DESCRIPTION OF THE TASK:
Drop the pictures from the entries below, then reproduce the rest exactly.

## START DATASET CONTENT

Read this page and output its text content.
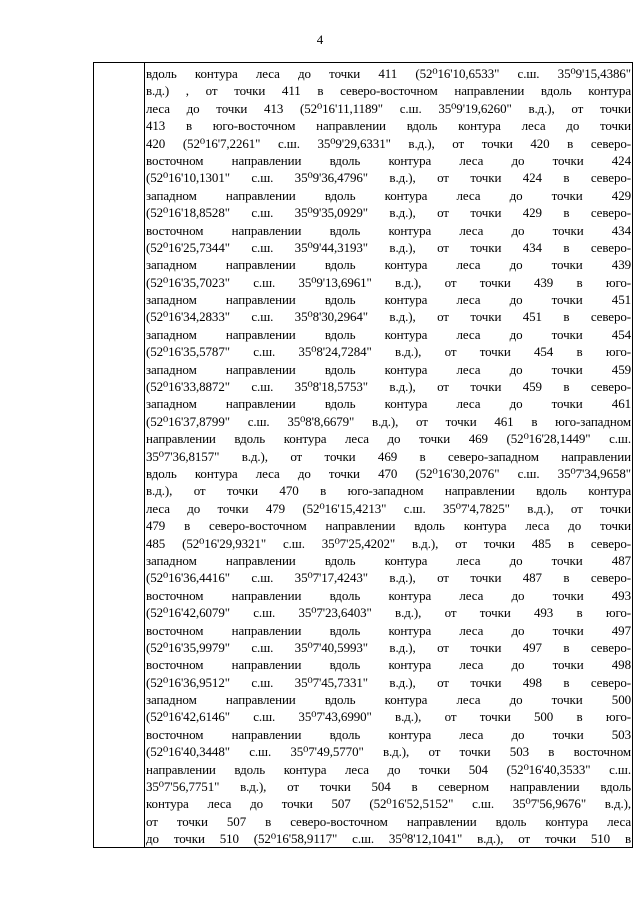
4
вдоль контура леса до точки 411 (52⁰16'10,6533" с.ш. 35⁰9'15,4386"
в.д.) , от точки 411 в северо-восточном направлении вдоль контура
леса до точки 413 (52⁰16'11,1189" с.ш. 35⁰9'19,6260" в.д.), от точки
413 в юго-восточном направлении вдоль контура леса до точки
420 (52⁰16'7,2261" с.ш. 35⁰9'29,6331" в.д.), от точки 420 в северо-
восточном направлении вдоль контура леса до точки 424
(52⁰16'10,1301" с.ш. 35⁰9'36,4796" в.д.), от точки 424 в северо-
западном направлении вдоль контура леса до точки 429
(52⁰16'18,8528" с.ш. 35⁰9'35,0929" в.д.), от точки 429 в северо-
восточном направлении вдоль контура леса до точки 434
(52⁰16'25,7344" с.ш. 35⁰9'44,3193" в.д.), от точки 434 в северо-
западном направлении вдоль контура леса до точки 439
(52⁰16'35,7023" с.ш. 35⁰9'13,6961" в.д.), от точки 439 в юго-
западном направлении вдоль контура леса до точки 451
(52⁰16'34,2833" с.ш. 35⁰8'30,2964" в.д.), от точки 451 в северо-
западном направлении вдоль контура леса до точки 454
(52⁰16'35,5787" с.ш. 35⁰8'24,7284" в.д.), от точки 454 в юго-
западном направлении вдоль контура леса до точки 459
(52⁰16'33,8872" с.ш. 35⁰8'18,5753" в.д.), от точки 459 в северо-
западном направлении вдоль контура леса до точки 461
(52⁰16'37,8799" с.ш. 35⁰8'8,6679" в.д.), от точки 461 в юго-западном
направлении вдоль контура леса до точки 469 (52⁰16'28,1449" с.ш.
35⁰7'36,8157" в.д.), от точки 469 в северо-западном направлении
вдоль контура леса до точки 470 (52⁰16'30,2076" с.ш. 35⁰7'34,9658"
в.д.), от точки 470 в юго-западном направлении вдоль контура
леса до точки 479 (52⁰16'15,4213" с.ш. 35⁰7'4,7825" в.д.), от точки
479 в северо-восточном направлении вдоль контура леса до точки
485 (52⁰16'29,9321" с.ш. 35⁰7'25,4202" в.д.), от точки 485 в северо-
западном направлении вдоль контура леса до точки 487
(52⁰16'36,4416" с.ш. 35⁰7'17,4243" в.д.), от точки 487 в северо-
восточном направлении вдоль контура леса до точки 493
(52⁰16'42,6079" с.ш. 35⁰7'23,6403" в.д.), от точки 493 в юго-
восточном направлении вдоль контура леса до точки 497
(52⁰16'35,9979" с.ш. 35⁰7'40,5993" в.д.), от точки 497 в северо-
восточном направлении вдоль контура леса до точки 498
(52⁰16'36,9512" с.ш. 35⁰7'45,7331" в.д.), от точки 498 в северо-
западном направлении вдоль контура леса до точки 500
(52⁰16'42,6146" с.ш. 35⁰7'43,6990" в.д.), от точки 500 в юго-
восточном направлении вдоль контура леса до точки 503
(52⁰16'40,3448" с.ш. 35⁰7'49,5770" в.д.), от точки 503 в восточном
направлении вдоль контура леса до точки 504 (52⁰16'40,3533" с.ш.
35⁰7'56,7751" в.д.), от точки 504 в северном направлении вдоль
контура леса до точки 507 (52⁰16'52,5152" с.ш. 35⁰7'56,9676" в.д.),
от точки 507 в северо-восточном направлении вдоль контура леса
до точки 510 (52⁰16'58,9117" с.ш. 35⁰8'12,1041" в.д.), от точки 510 в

## END DATASET CONTENT

RESULT OF THIS TASK:
Read this page and output its text content.
4
вдоль контура леса до точки 411 (52⁰16'10,6533" с.ш. 35⁰9'15,4386"
в.д.) , от точки 411 в северо-восточном направлении вдоль контура
леса до точки 413 (52⁰16'11,1189" с.ш. 35⁰9'19,6260" в.д.), от точки
413 в юго-восточном направлении вдоль контура леса до точки
420 (52⁰16'7,2261" с.ш. 35⁰9'29,6331" в.д.), от точки 420 в северо-
восточном направлении вдоль контура леса до точки 424
(52⁰16'10,1301" с.ш. 35⁰9'36,4796" в.д.), от точки 424 в северо-
западном направлении вдоль контура леса до точки 429
(52⁰16'18,8528" с.ш. 35⁰9'35,0929" в.д.), от точки 429 в северо-
восточном направлении вдоль контура леса до точки 434
(52⁰16'25,7344" с.ш. 35⁰9'44,3193" в.д.), от точки 434 в северо-
западном направлении вдоль контура леса до точки 439
(52⁰16'35,7023" с.ш. 35⁰9'13,6961" в.д.), от точки 439 в юго-
западном направлении вдоль контура леса до точки 451
(52⁰16'34,2833" с.ш. 35⁰8'30,2964" в.д.), от точки 451 в северо-
западном направлении вдоль контура леса до точки 454
(52⁰16'35,5787" с.ш. 35⁰8'24,7284" в.д.), от точки 454 в юго-
западном направлении вдоль контура леса до точки 459
(52⁰16'33,8872" с.ш. 35⁰8'18,5753" в.д.), от точки 459 в северо-
западном направлении вдоль контура леса до точки 461
(52⁰16'37,8799" с.ш. 35⁰8'8,6679" в.д.), от точки 461 в юго-западном
направлении вдоль контура леса до точки 469 (52⁰16'28,1449" с.ш.
35⁰7'36,8157" в.д.), от точки 469 в северо-западном направлении
вдоль контура леса до точки 470 (52⁰16'30,2076" с.ш. 35⁰7'34,9658"
в.д.), от точки 470 в юго-западном направлении вдоль контура
леса до точки 479 (52⁰16'15,4213" с.ш. 35⁰7'4,7825" в.д.), от точки
479 в северо-восточном направлении вдоль контура леса до точки
485 (52⁰16'29,9321" с.ш. 35⁰7'25,4202" в.д.), от точки 485 в северо-
западном направлении вдоль контура леса до точки 487
(52⁰16'36,4416" с.ш. 35⁰7'17,4243" в.д.), от точки 487 в северо-
восточном направлении вдоль контура леса до точки 493
(52⁰16'42,6079" с.ш. 35⁰7'23,6403" в.д.), от точки 493 в юго-
восточном направлении вдоль контура леса до точки 497
(52⁰16'35,9979" с.ш. 35⁰7'40,5993" в.д.), от точки 497 в северо-
восточном направлении вдоль контура леса до точки 498
(52⁰16'36,9512" с.ш. 35⁰7'45,7331" в.д.), от точки 498 в северо-
западном направлении вдоль контура леса до точки 500
(52⁰16'42,6146" с.ш. 35⁰7'43,6990" в.д.), от точки 500 в юго-
восточном направлении вдоль контура леса до точки 503
(52⁰16'40,3448" с.ш. 35⁰7'49,5770" в.д.), от точки 503 в восточном
направлении вдоль контура леса до точки 504 (52⁰16'40,3533" с.ш.
35⁰7'56,7751" в.д.), от точки 504 в северном направлении вдоль
контура леса до точки 507 (52⁰16'52,5152" с.ш. 35⁰7'56,9676" в.д.),
от точки 507 в северо-восточном направлении вдоль контура леса
до точки 510 (52⁰16'58,9117" с.ш. 35⁰8'12,1041" в.д.), от точки 510 в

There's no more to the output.